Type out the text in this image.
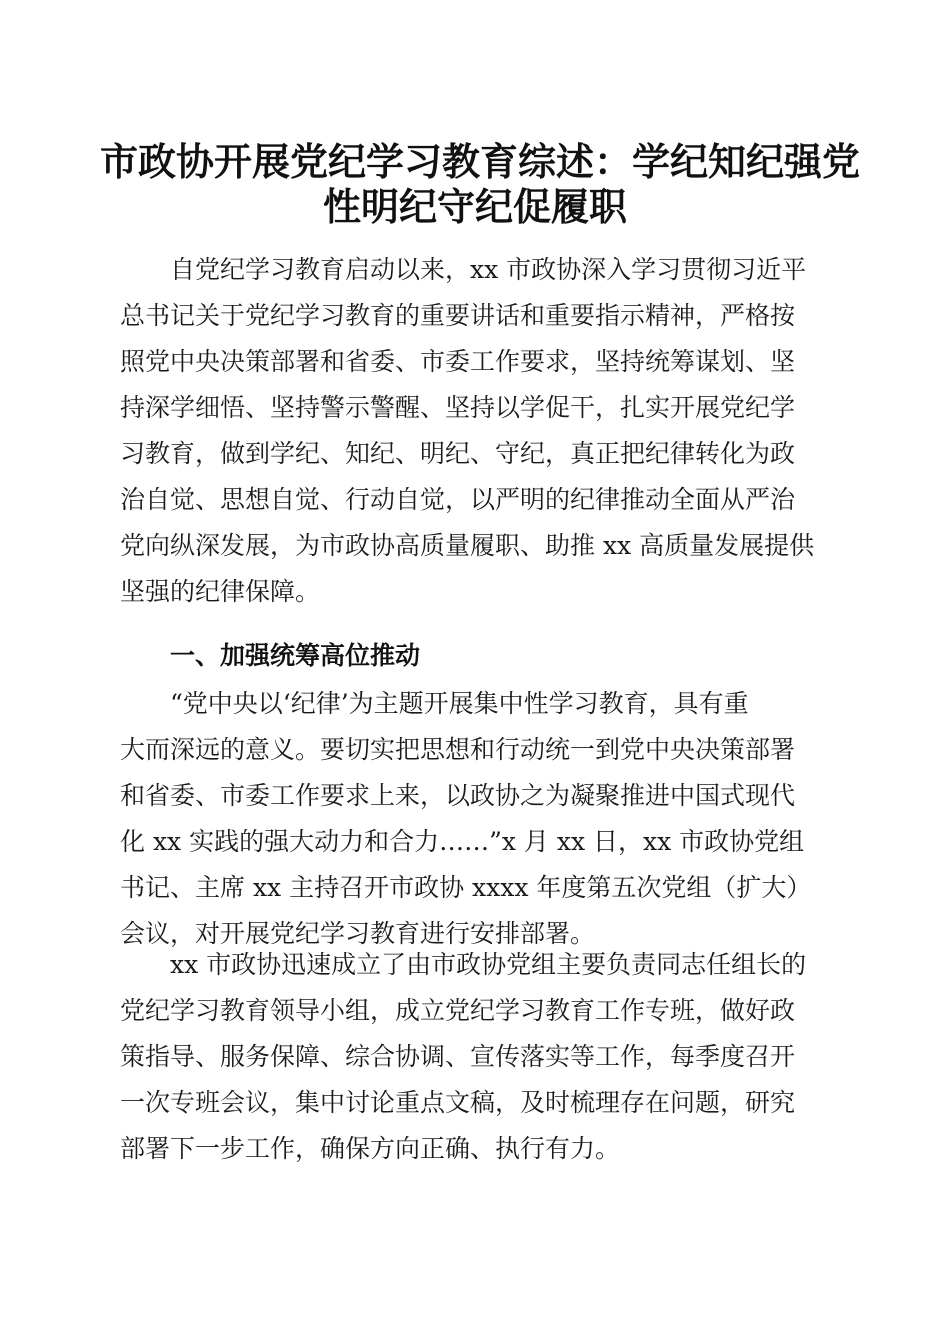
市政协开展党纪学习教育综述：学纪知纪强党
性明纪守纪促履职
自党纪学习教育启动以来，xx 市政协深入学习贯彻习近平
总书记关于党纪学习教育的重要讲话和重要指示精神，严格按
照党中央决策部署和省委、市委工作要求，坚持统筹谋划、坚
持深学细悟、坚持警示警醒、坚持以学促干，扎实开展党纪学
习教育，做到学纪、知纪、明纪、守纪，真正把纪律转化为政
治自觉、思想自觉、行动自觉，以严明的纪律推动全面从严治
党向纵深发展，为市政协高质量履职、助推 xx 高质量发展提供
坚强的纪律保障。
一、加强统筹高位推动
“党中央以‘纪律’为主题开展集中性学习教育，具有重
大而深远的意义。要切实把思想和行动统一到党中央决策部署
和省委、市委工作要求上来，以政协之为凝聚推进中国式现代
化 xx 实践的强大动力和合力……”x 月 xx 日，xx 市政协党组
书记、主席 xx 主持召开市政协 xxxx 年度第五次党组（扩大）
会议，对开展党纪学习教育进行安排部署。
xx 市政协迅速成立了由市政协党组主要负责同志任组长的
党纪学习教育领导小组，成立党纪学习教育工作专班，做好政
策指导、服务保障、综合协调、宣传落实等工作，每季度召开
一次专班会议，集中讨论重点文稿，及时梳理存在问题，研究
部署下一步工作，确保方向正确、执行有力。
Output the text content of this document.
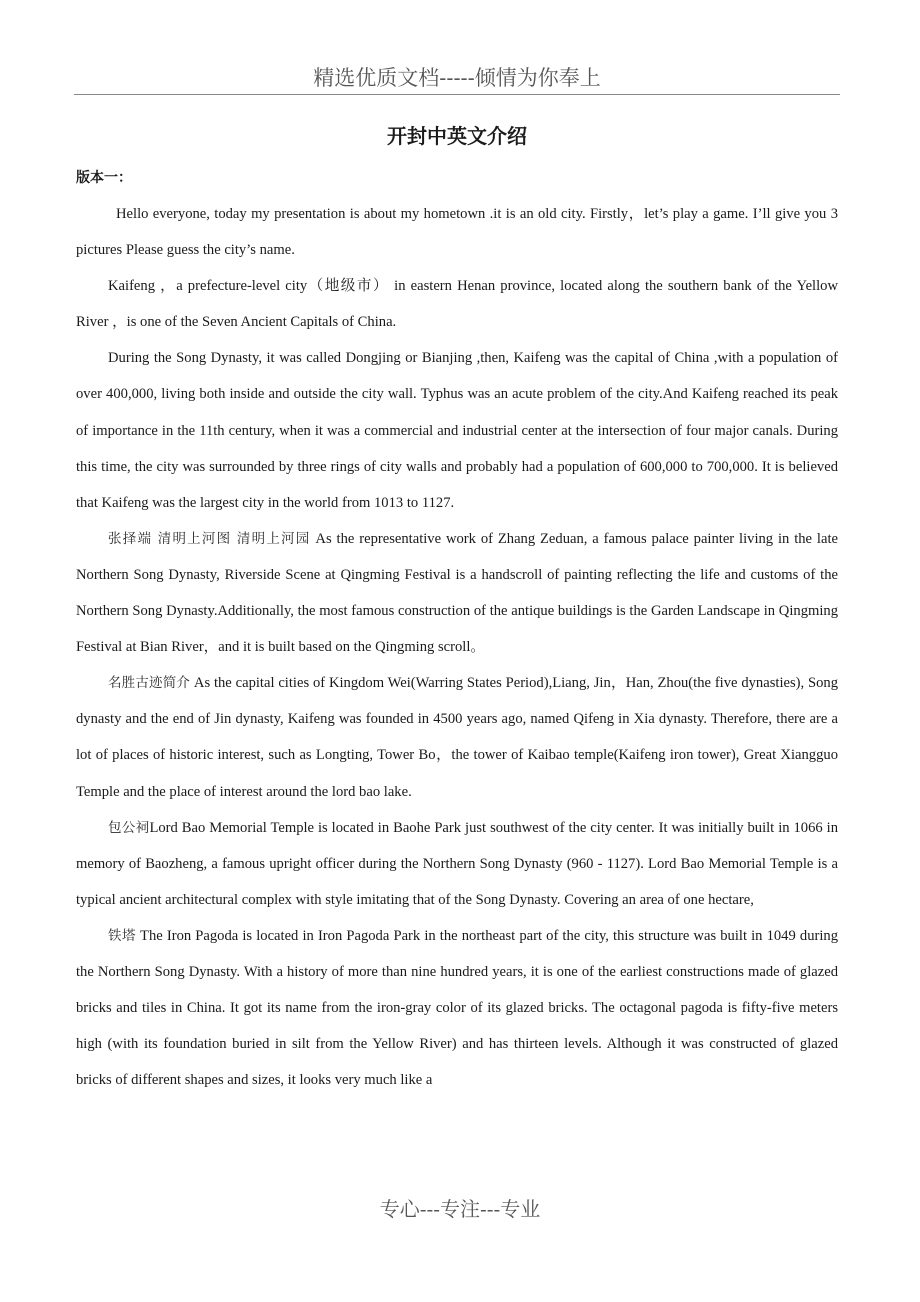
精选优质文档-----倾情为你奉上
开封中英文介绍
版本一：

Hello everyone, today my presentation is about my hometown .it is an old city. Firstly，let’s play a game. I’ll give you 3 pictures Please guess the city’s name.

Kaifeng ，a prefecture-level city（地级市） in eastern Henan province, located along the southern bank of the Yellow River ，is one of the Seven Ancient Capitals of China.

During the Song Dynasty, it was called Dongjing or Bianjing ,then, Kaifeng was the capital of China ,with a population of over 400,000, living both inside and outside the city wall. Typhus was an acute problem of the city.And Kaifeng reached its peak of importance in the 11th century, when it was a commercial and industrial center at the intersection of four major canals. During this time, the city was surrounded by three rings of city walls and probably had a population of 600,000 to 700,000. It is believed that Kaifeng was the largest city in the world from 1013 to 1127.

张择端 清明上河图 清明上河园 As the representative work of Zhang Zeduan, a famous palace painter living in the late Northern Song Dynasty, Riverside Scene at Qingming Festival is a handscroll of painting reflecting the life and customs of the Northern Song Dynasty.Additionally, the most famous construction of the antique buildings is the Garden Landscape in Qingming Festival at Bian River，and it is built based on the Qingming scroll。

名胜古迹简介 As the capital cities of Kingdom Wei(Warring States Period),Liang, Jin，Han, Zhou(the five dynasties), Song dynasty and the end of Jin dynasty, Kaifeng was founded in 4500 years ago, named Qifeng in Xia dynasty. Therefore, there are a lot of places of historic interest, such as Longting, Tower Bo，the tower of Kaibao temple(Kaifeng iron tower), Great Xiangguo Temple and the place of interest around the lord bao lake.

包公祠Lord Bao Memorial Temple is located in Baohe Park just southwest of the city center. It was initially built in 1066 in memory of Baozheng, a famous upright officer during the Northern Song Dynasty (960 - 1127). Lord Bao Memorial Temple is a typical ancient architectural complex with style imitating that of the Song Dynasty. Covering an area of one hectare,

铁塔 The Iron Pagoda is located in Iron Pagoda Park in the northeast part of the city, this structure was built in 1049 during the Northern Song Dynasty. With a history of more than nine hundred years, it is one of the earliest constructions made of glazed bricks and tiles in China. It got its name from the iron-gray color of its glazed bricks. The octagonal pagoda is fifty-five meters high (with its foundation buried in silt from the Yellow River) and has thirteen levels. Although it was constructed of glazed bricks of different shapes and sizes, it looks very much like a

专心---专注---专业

________________________

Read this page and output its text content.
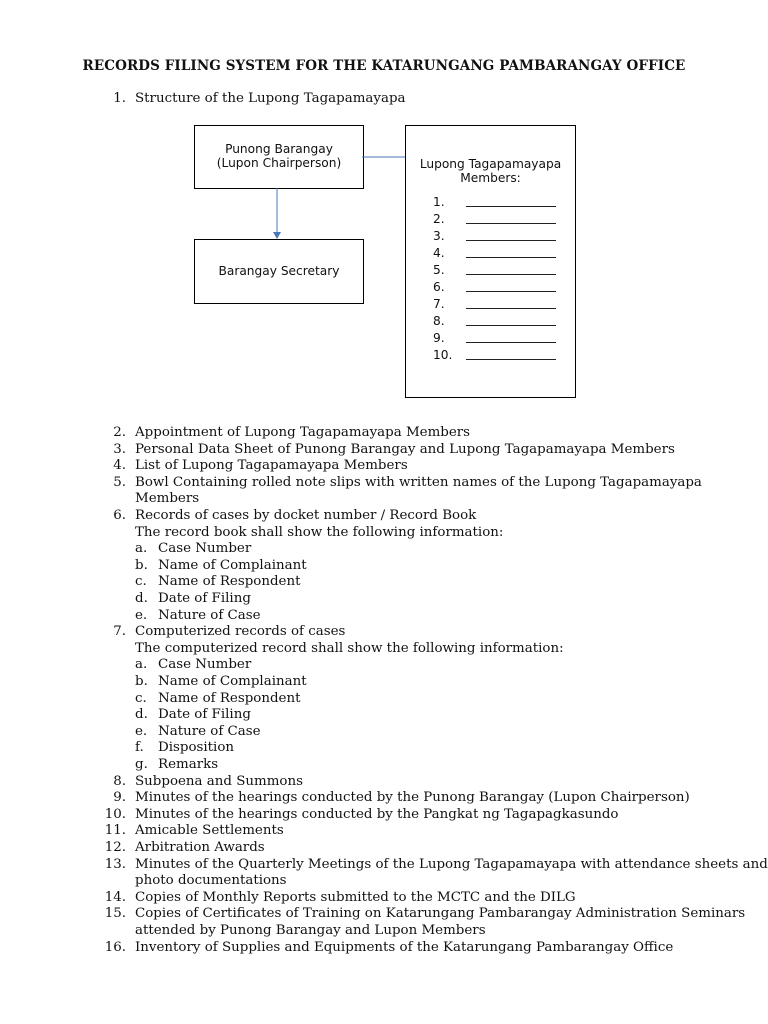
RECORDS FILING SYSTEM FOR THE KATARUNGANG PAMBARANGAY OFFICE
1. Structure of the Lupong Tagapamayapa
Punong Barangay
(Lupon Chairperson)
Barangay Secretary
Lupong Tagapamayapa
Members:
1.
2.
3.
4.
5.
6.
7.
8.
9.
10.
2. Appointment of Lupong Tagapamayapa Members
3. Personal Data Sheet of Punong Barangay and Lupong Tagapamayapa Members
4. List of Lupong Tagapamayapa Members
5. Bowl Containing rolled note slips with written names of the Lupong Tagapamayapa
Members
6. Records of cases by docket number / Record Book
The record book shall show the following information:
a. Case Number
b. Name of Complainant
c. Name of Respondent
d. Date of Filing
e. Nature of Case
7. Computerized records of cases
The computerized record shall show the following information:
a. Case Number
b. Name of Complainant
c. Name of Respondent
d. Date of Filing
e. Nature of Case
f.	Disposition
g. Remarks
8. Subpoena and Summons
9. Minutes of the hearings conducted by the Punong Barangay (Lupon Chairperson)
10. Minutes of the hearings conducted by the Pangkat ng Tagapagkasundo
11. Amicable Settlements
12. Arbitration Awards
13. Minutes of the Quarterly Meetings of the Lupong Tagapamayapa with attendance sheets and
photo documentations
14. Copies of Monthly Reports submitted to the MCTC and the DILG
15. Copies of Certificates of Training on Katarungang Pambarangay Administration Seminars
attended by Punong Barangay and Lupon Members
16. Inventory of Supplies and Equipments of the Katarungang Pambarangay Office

________________________

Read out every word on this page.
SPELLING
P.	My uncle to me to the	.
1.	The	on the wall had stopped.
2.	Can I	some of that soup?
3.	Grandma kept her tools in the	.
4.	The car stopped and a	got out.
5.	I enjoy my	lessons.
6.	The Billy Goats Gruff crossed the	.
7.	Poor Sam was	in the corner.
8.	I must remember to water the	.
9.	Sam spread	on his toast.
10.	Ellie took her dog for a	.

________________________

# What to produce
Copy out each line of the listing that holds "shall".

# Complete response
The record book shall show the following information:
The computerized record shall show the following information:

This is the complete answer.